Track down the lines that contain "我感谢您" and copy them.
Data in this exercise start
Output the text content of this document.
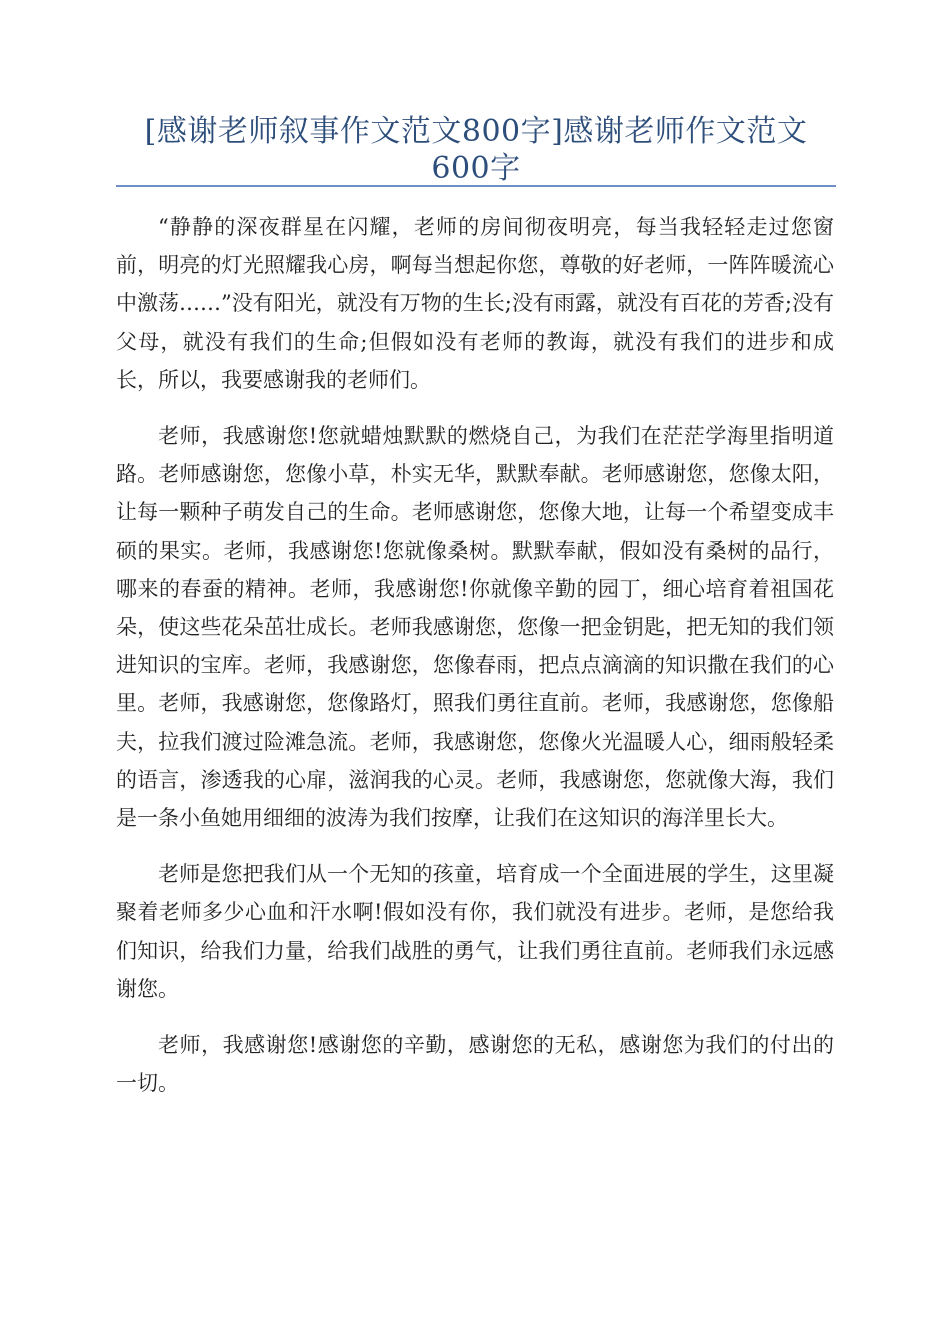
[感谢老师叙事作文范文800字]感谢老师作文范文600字

“静静的深夜群星在闪耀，老师的房间彻夜明亮，每当我轻轻走过您窗前，明亮的灯光照耀我心房，啊每当想起你您，尊敬的好老师，一阵阵暖流心中激荡……”没有阳光，就没有万物的生长;没有雨露，就没有百花的芳香;没有父母，就没有我们的生命;但假如没有老师的教诲，就没有我们的进步和成长，所以，我要感谢我的老师们。

老师，我感谢您!您就蜡烛默默的燃烧自己，为我们在茫茫学海里指明道路。老师感谢您，您像小草，朴实无华，默默奉献。老师感谢您，您像太阳，让每一颗种子萌发自己的生命。老师感谢您，您像大地，让每一个希望变成丰硕的果实。老师，我感谢您!您就像桑树。默默奉献，假如没有桑树的品行，哪来的春蚕的精神。老师，我感谢您!你就像辛勤的园丁，细心培育着祖国花朵，使这些花朵茁壮成长。老师我感谢您，您像一把金钥匙，把无知的我们领进知识的宝库。老师，我感谢您，您像春雨，把点点滴滴的知识撒在我们的心里。老师，我感谢您，您像路灯，照我们勇往直前。老师，我感谢您，您像船夫，拉我们渡过险滩急流。老师，我感谢您，您像火光温暖人心，细雨般轻柔的语言，渗透我的心扉，滋润我的心灵。老师，我感谢您，您就像大海，我们是一条小鱼她用细细的波涛为我们按摩，让我们在这知识的海洋里长大。

老师是您把我们从一个无知的孩童，培育成一个全面进展的学生，这里凝聚着老师多少心血和汗水啊!假如没有你，我们就没有进步。老师，是您给我们知识，给我们力量，给我们战胜的勇气，让我们勇往直前。老师我们永远感谢您。

老师，我感谢您!感谢您的辛勤，感谢您的无私，感谢您为我们的付出的一切。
Data in this exercise end
**Result of this exercise**.
老师，我感谢您!您就蜡烛默默的燃烧自己，为我们在茫茫学海里指明道路。老师感谢您，您像小草，朴实无华，默默奉献。老师感谢您，您像太阳，让每一颗种子萌发自己的生命。老师感谢您，您像大地，让每一个希望变成丰硕的果实。老师，我感谢您!您就像桑树。默默奉献，假如没有桑树的品行，哪来的春蚕的精神。老师，我感谢您!你就像辛勤的园丁，细心培育着祖国花朵，使这些花朵茁壮成长。老师我感谢您，您像一把金钥匙，把无知的我们领进知识的宝库。老师，我感谢您，您像春雨，把点点滴滴的知识撒在我们的心里。老师，我感谢您，您像路灯，照我们勇往直前。老师，我感谢您，您像船夫，拉我们渡过险滩急流。老师，我感谢您，您像火光温暖人心，细雨般轻柔的语言，渗透我的心扉，滋润我的心灵。老师，我感谢您，您就像大海，我们是一条小鱼她用细细的波涛为我们按摩，让我们在这知识的海洋里长大。
老师，我感谢您!感谢您的辛勤，感谢您的无私，感谢您为我们的付出的一切。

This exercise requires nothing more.